▸ **To be done**: Reproduce the full listing below unchanged, apart from the pictures.

▸ **Working data**:

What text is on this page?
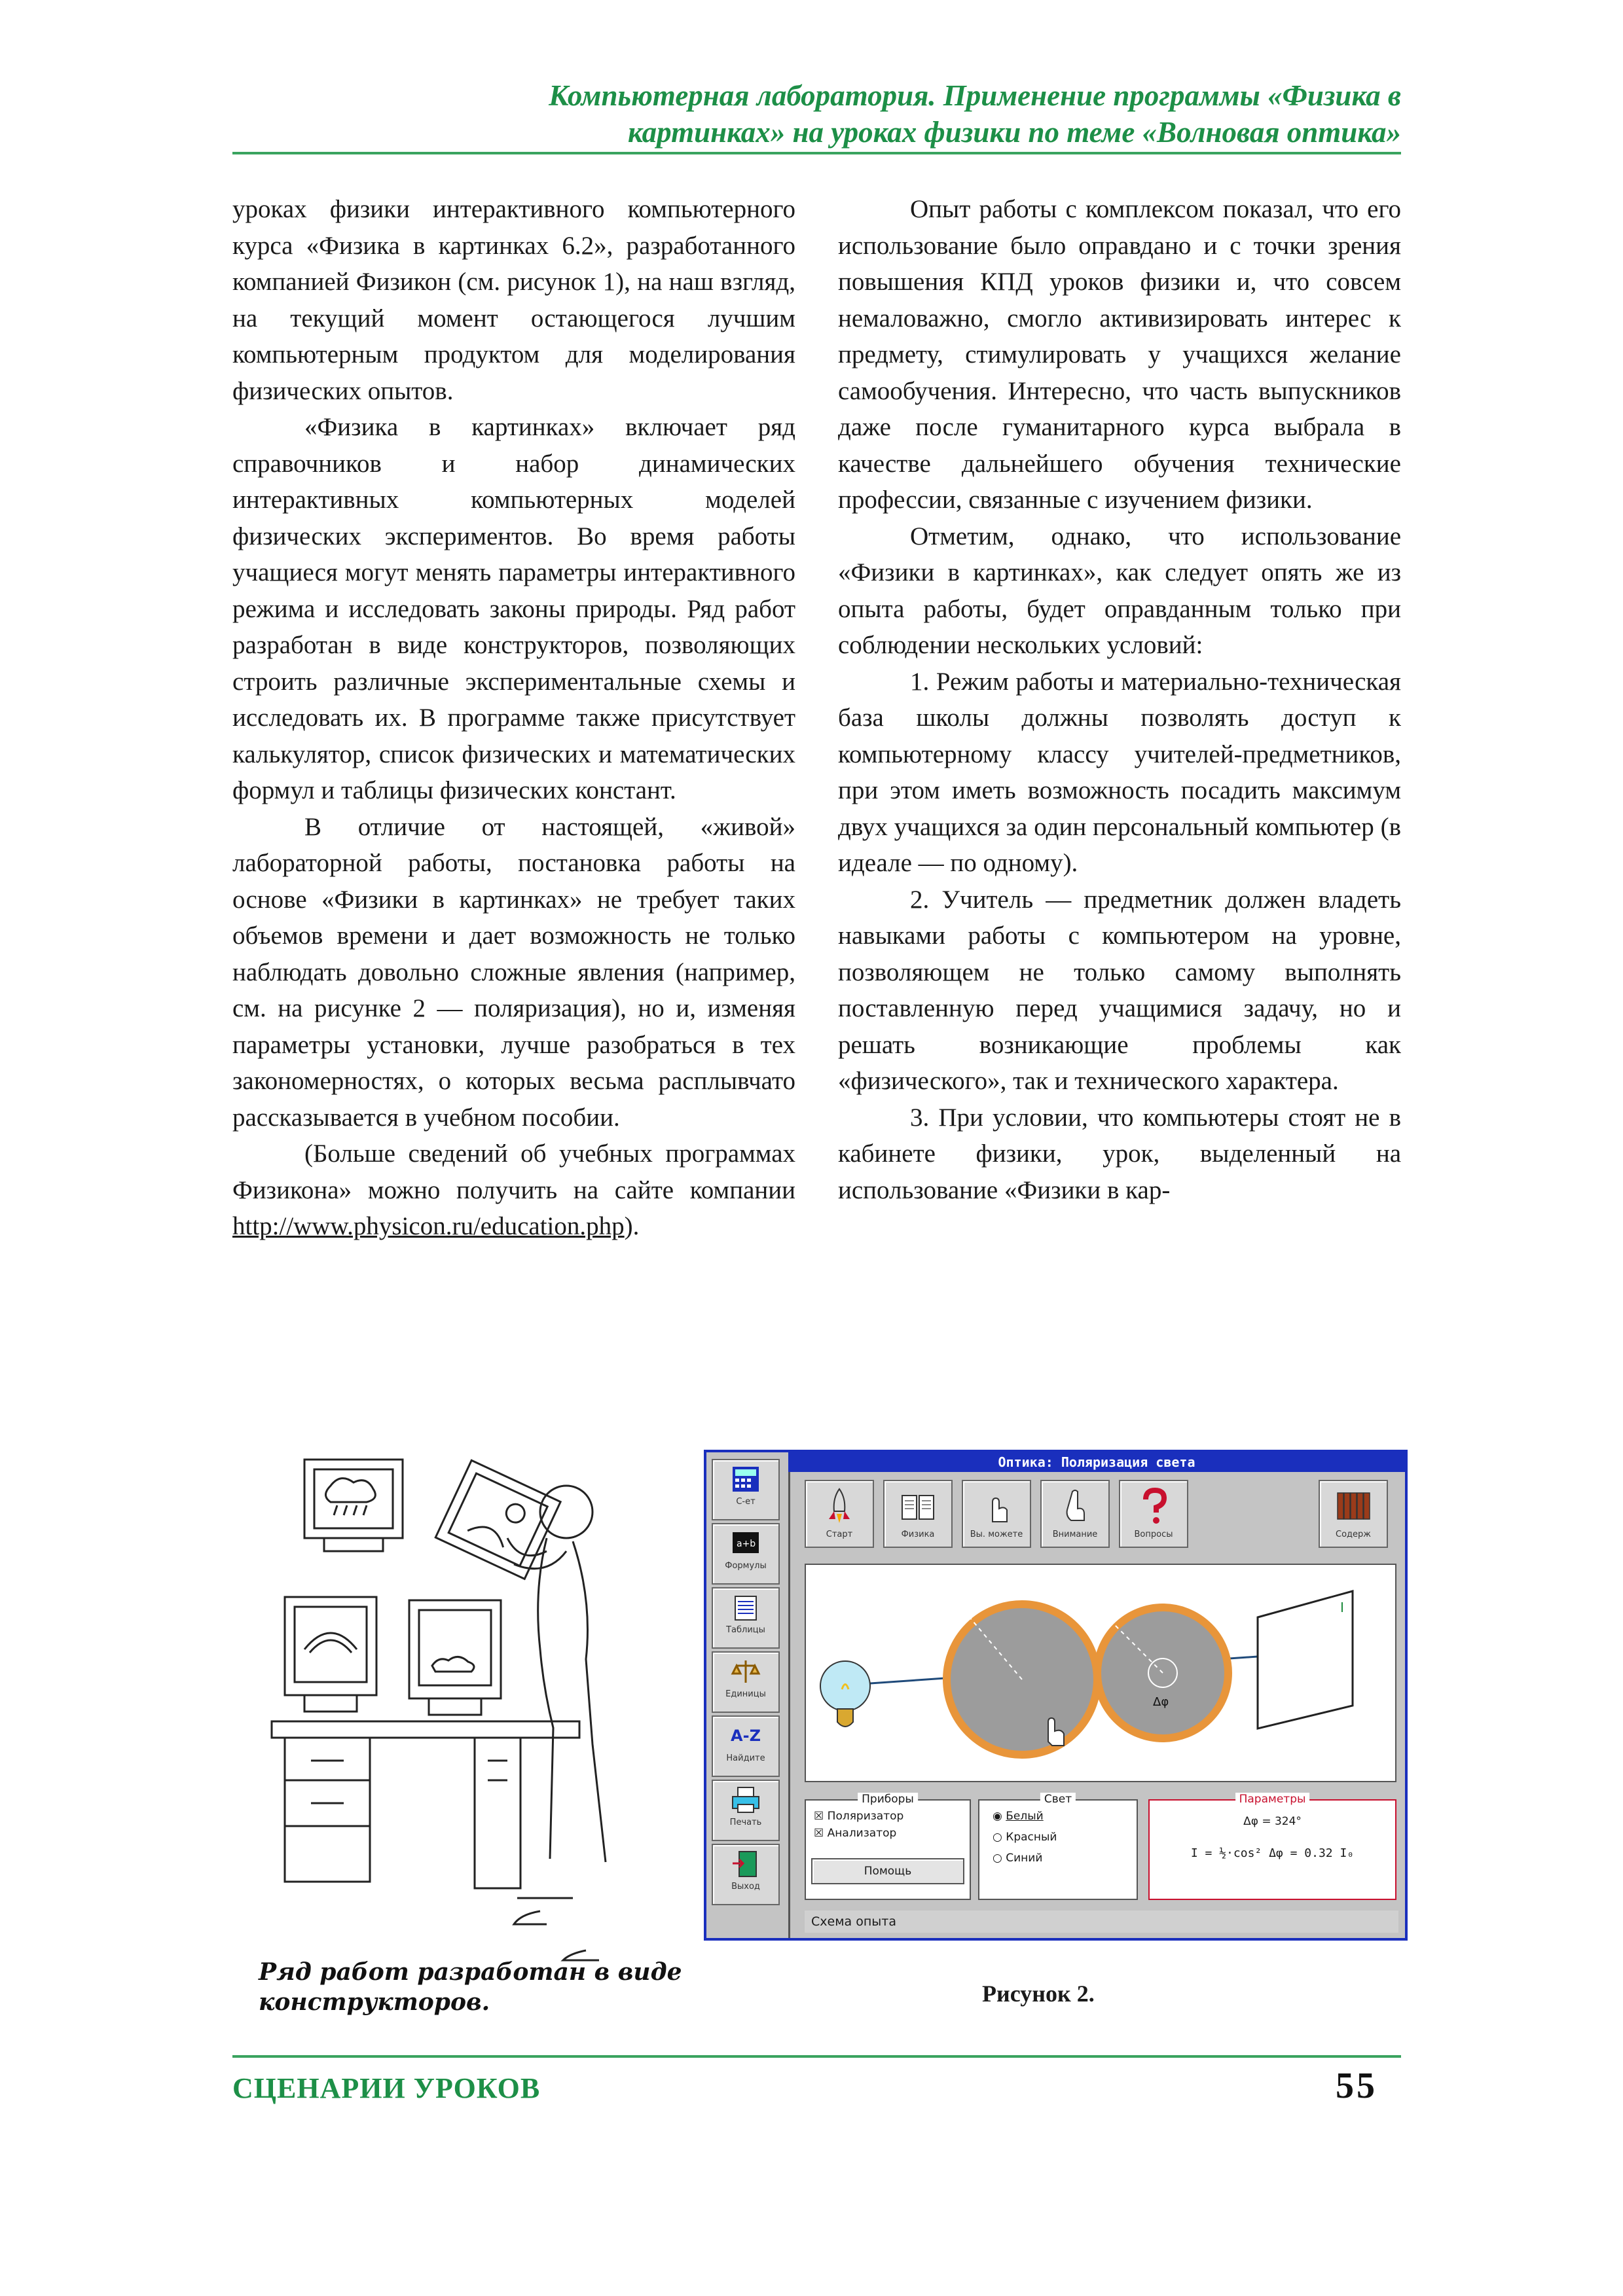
Компьютерная лаборатория. Применение программы «Физика в
картинках» на уроках физики по теме «Волновая оптика»

уроках физики интерактивного компьютерного курса «Физика в картинках 6.2», разработанного компанией Физикон (см. рисунок 1), на наш взгляд, на текущий момент остающегося лучшим компьютерным продуктом для моделирования физических опытов.

«Физика в картинках» включает ряд справочников и набор динамических интерактивных компьютерных моделей физических экспериментов. Во время работы учащиеся могут менять параметры интерактивного режима и исследовать законы природы. Ряд работ разработан в виде конструкторов, позволяющих строить различные экспериментальные схемы и исследовать их. В программе также присутствует калькулятор, список физических и математических формул и таблицы физических констант.

В отличие от настоящей, «живой» лабораторной работы, постановка работы на основе «Физики в картинках» не требует таких объемов времени и дает возможность не только наблюдать довольно сложные явления (например, см. на рисунке 2 — поляризация), но и, изменяя параметры установки, лучше разобраться в тех закономерностях, о которых весьма расплывчато рассказывается в учебном пособии.

(Больше сведений об учебных программах Физикона» можно получить на сайте компании http://www.physicon.ru/education.php).

Опыт работы с комплексом показал, что его использование было оправдано и с точки зрения повышения КПД уроков физики и, что совсем немаловажно, смогло активизировать интерес к предмету, стимулировать у учащихся желание самообучения. Интересно, что часть выпускников даже после гуманитарного курса выбрала в качестве дальнейшего обучения технические профессии, связанные с изучением физики.

Отметим, однако, что использование «Физики в картинках», как следует опять же из опыта работы, будет оправданным только при соблюдении нескольких условий:

1. Режим работы и материально-техническая база школы должны позволять доступ к компьютерному классу учителей-предметников, при этом иметь возможность посадить максимум двух учащихся за один персональный компьютер (в идеале — по одному).

2. Учитель — предметник должен владеть навыками работы с компьютером на уровне, позволяющем не только самому выполнять поставленную перед учащимися задачу, но и решать возникающие проблемы как «физического», так и технического характера.

3. При условии, что компьютеры стоят не в кабинете физики, урок, выделенный на использование «Физики в кар-

Ряд работ разработан в виде
конструкторов.
С-ет
a+b
Формулы
Таблицы
Единицы
A-Z
Найдите
Печать
Выход
Оптика: Поляризация света
Старт	Физика	Вы. можете	Внимание	Вопросы	Содерж
Δφ
I
Приборы
☒ Поляризатор
☒ Анализатор
Помощь
Свет
◉ Белый
○ Красный
○ Синий
Параметры
Δφ = 324°
I = ½·cos² Δφ = 0.32 I₀
Схема опыта
Рисунок 2.
СЦЕНАРИИ УРОКОВ	55
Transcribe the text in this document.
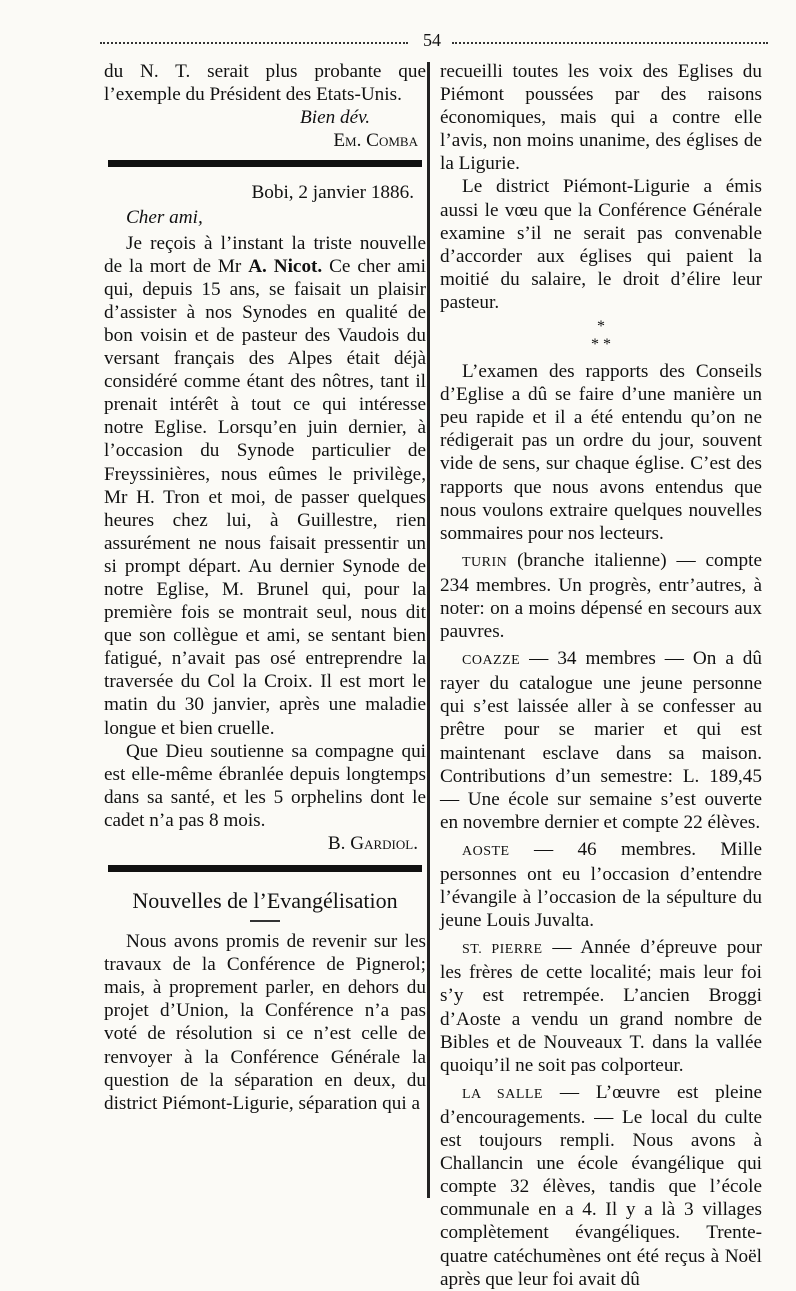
54

du N. T. serait plus probante que l’exemple du Président des Etats-Unis.

Bien dév.

Em. Comba

Bobi, 2 janvier 1886.

Cher ami,

Je reçois à l’instant la triste nouvelle de la mort de Mr A. Nicot. Ce cher ami qui, depuis 15 ans, se faisait un plaisir d’assister à nos Synodes en qualité de bon voisin et de pasteur des Vaudois du versant français des Alpes était déjà considéré comme étant des nôtres, tant il prenait intérêt à tout ce qui intéresse notre Eglise. Lorsqu’en juin dernier, à l’occasion du Synode particulier de Freyssinières, nous eûmes le privilège, Mr H. Tron et moi, de passer quelques heures chez lui, à Guillestre, rien assurément ne nous faisait pressentir un si prompt départ. Au dernier Synode de notre Eglise, M. Brunel qui, pour la première fois se montrait seul, nous dit que son collègue et ami, se sentant bien fatigué, n’avait pas osé entreprendre la traversée du Col la Croix. Il est mort le matin du 30 janvier, après une maladie longue et bien cruelle.

Que Dieu soutienne sa compagne qui est elle-même ébranlée depuis longtemps dans sa santé, et les 5 orphelins dont le cadet n’a pas 8 mois.

B. Gardiol.

Nouvelles de l’Evangélisation

Nous avons promis de revenir sur les travaux de la Conférence de Pignerol; mais, à proprement parler, en dehors du projet d’Union, la Conférence n’a pas voté de résolution si ce n’est celle de renvoyer à la Conférence Générale la question de la séparation en deux, du district Piémont-Ligurie, séparation qui a

recueilli toutes les voix des Eglises du Piémont poussées par des raisons économiques, mais qui a contre elle l’avis, non moins unanime, des églises de la Ligurie.

Le district Piémont-Ligurie a émis aussi le vœu que la Conférence Générale examine s’il ne serait pas convenable d’accorder aux églises qui paient la moitié du salaire, le droit d’élire leur pasteur.

*
* *

L’examen des rapports des Conseils d’Eglise a dû se faire d’une manière un peu rapide et il a été entendu qu’on ne rédigerait pas un ordre du jour, souvent vide de sens, sur chaque église. C’est des rapports que nous avons entendus que nous voulons extraire quelques nouvelles sommaires pour nos lecteurs.

TURIN (branche italienne) — compte 234 membres. Un progrès, entr’autres, à noter: on a moins dépensé en secours aux pauvres.

COAZZE — 34 membres — On a dû rayer du catalogue une jeune personne qui s’est laissée aller à se confesser au prêtre pour se marier et qui est maintenant esclave dans sa maison. Contributions d’un semestre: L. 189,45 — Une école sur semaine s’est ouverte en novembre dernier et compte 22 élèves.

AOSTE — 46 membres. Mille personnes ont eu l’occasion d’entendre l’évangile à l’occasion de la sépulture du jeune Louis Juvalta.

ST. PIERRE — Année d’épreuve pour les frères de cette localité; mais leur foi s’y est retrempée. L’ancien Broggi d’Aoste a vendu un grand nombre de Bibles et de Nouveaux T. dans la vallée quoiqu’il ne soit pas colporteur.

LA SALLE — L’œuvre est pleine d’encouragements. — Le local du culte est toujours rempli. Nous avons à Challancin une école évangélique qui compte 32 élèves, tandis que l’école communale en a 4. Il y a là 3 villages complètement évangéliques. Trente-quatre catéchumènes ont été reçus à Noël après que leur foi avait dû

▸ **Task answer**:
What text is on this page?
Компьютерная лаборатория. Применение программы «Физика в
картинках» на уроках физики по теме «Волновая оптика»

уроках физики интерактивного компьютерного курса «Физика в картинках 6.2», разработанного компанией Физикон (см. рисунок 1), на наш взгляд, на текущий момент остающегося лучшим компьютерным продуктом для моделирования физических опытов.

«Физика в картинках» включает ряд справочников и набор динамических интерактивных компьютерных моделей физических экспериментов. Во время работы учащиеся могут менять параметры интерактивного режима и исследовать законы природы. Ряд работ разработан в виде конструкторов, позволяющих строить различные экспериментальные схемы и исследовать их. В программе также присутствует калькулятор, список физических и математических формул и таблицы физических констант.

В отличие от настоящей, «живой» лабораторной работы, постановка работы на основе «Физики в картинках» не требует таких объемов времени и дает возможность не только наблюдать довольно сложные явления (например, см. на рисунке 2 — поляризация), но и, изменяя параметры установки, лучше разобраться в тех закономерностях, о которых весьма расплывчато рассказывается в учебном пособии.

(Больше сведений об учебных программах Физикона» можно получить на сайте компании http://www.physicon.ru/education.php).

Опыт работы с комплексом показал, что его использование было оправдано и с точки зрения повышения КПД уроков физики и, что совсем немаловажно, смогло активизировать интерес к предмету, стимулировать у учащихся желание самообучения. Интересно, что часть выпускников даже после гуманитарного курса выбрала в качестве дальнейшего обучения технические профессии, связанные с изучением физики.

Отметим, однако, что использование «Физики в картинках», как следует опять же из опыта работы, будет оправданным только при соблюдении нескольких условий:

1. Режим работы и материально-техническая база школы должны позволять доступ к компьютерному классу учителей-предметников, при этом иметь возможность посадить максимум двух учащихся за один персональный компьютер (в идеале — по одному).

2. Учитель — предметник должен владеть навыками работы с компьютером на уровне, позволяющем не только самому выполнять поставленную перед учащимися задачу, но и решать возникающие проблемы как «физического», так и технического характера.

3. При условии, что компьютеры стоят не в кабинете физики, урок, выделенный на использование «Физики в кар-

Ряд работ разработан в виде
конструкторов.
С-ет
a+b
Формулы
Таблицы
Единицы
A-Z
Найдите
Печать
Выход
Оптика: Поляризация света
Старт	Физика	Вы. можете	Внимание	Вопросы	Содерж
Δφ
I
Приборы
☒ Поляризатор
☒ Анализатор
Помощь
Свет
◉ Белый
○ Красный
○ Синий
Параметры
Δφ = 324°
I = ½·cos² Δφ = 0.32 I₀
Схема опыта
Рисунок 2.
СЦЕНАРИИ УРОКОВ	55
Transcribe the text in this document.
54

du N. T. serait plus probante que l’exemple du Président des Etats-Unis.

Bien dév.

Em. Comba

Bobi, 2 janvier 1886.

Cher ami,

Je reçois à l’instant la triste nouvelle de la mort de Mr A. Nicot. Ce cher ami qui, depuis 15 ans, se faisait un plaisir d’assister à nos Synodes en qualité de bon voisin et de pasteur des Vaudois du versant français des Alpes était déjà considéré comme étant des nôtres, tant il prenait intérêt à tout ce qui intéresse notre Eglise. Lorsqu’en juin dernier, à l’occasion du Synode particulier de Freyssinières, nous eûmes le privilège, Mr H. Tron et moi, de passer quelques heures chez lui, à Guillestre, rien assurément ne nous faisait pressentir un si prompt départ. Au dernier Synode de notre Eglise, M. Brunel qui, pour la première fois se montrait seul, nous dit que son collègue et ami, se sentant bien fatigué, n’avait pas osé entreprendre la traversée du Col la Croix. Il est mort le matin du 30 janvier, après une maladie longue et bien cruelle.

Que Dieu soutienne sa compagne qui est elle-même ébranlée depuis longtemps dans sa santé, et les 5 orphelins dont le cadet n’a pas 8 mois.

B. Gardiol.

Nouvelles de l’Evangélisation

Nous avons promis de revenir sur les travaux de la Conférence de Pignerol; mais, à proprement parler, en dehors du projet d’Union, la Conférence n’a pas voté de résolution si ce n’est celle de renvoyer à la Conférence Générale la question de la séparation en deux, du district Piémont-Ligurie, séparation qui a

recueilli toutes les voix des Eglises du Piémont poussées par des raisons économiques, mais qui a contre elle l’avis, non moins unanime, des églises de la Ligurie.

Le district Piémont-Ligurie a émis aussi le vœu que la Conférence Générale examine s’il ne serait pas convenable d’accorder aux églises qui paient la moitié du salaire, le droit d’élire leur pasteur.

*
* *

L’examen des rapports des Conseils d’Eglise a dû se faire d’une manière un peu rapide et il a été entendu qu’on ne rédigerait pas un ordre du jour, souvent vide de sens, sur chaque église. C’est des rapports que nous avons entendus que nous voulons extraire quelques nouvelles sommaires pour nos lecteurs.

TURIN (branche italienne) — compte 234 membres. Un progrès, entr’autres, à noter: on a moins dépensé en secours aux pauvres.

COAZZE — 34 membres — On a dû rayer du catalogue une jeune personne qui s’est laissée aller à se confesser au prêtre pour se marier et qui est maintenant esclave dans sa maison. Contributions d’un semestre: L. 189,45 — Une école sur semaine s’est ouverte en novembre dernier et compte 22 élèves.

AOSTE — 46 membres. Mille personnes ont eu l’occasion d’entendre l’évangile à l’occasion de la sépulture du jeune Louis Juvalta.

ST. PIERRE — Année d’épreuve pour les frères de cette localité; mais leur foi s’y est retrempée. L’ancien Broggi d’Aoste a vendu un grand nombre de Bibles et de Nouveaux T. dans la vallée quoiqu’il ne soit pas colporteur.

LA SALLE — L’œuvre est pleine d’encouragements. — Le local du culte est toujours rempli. Nous avons à Challancin une école évangélique qui compte 32 élèves, tandis que l’école communale en a 4. Il y a là 3 villages complètement évangéliques. Trente-quatre catéchumènes ont été reçus à Noël après que leur foi avait dû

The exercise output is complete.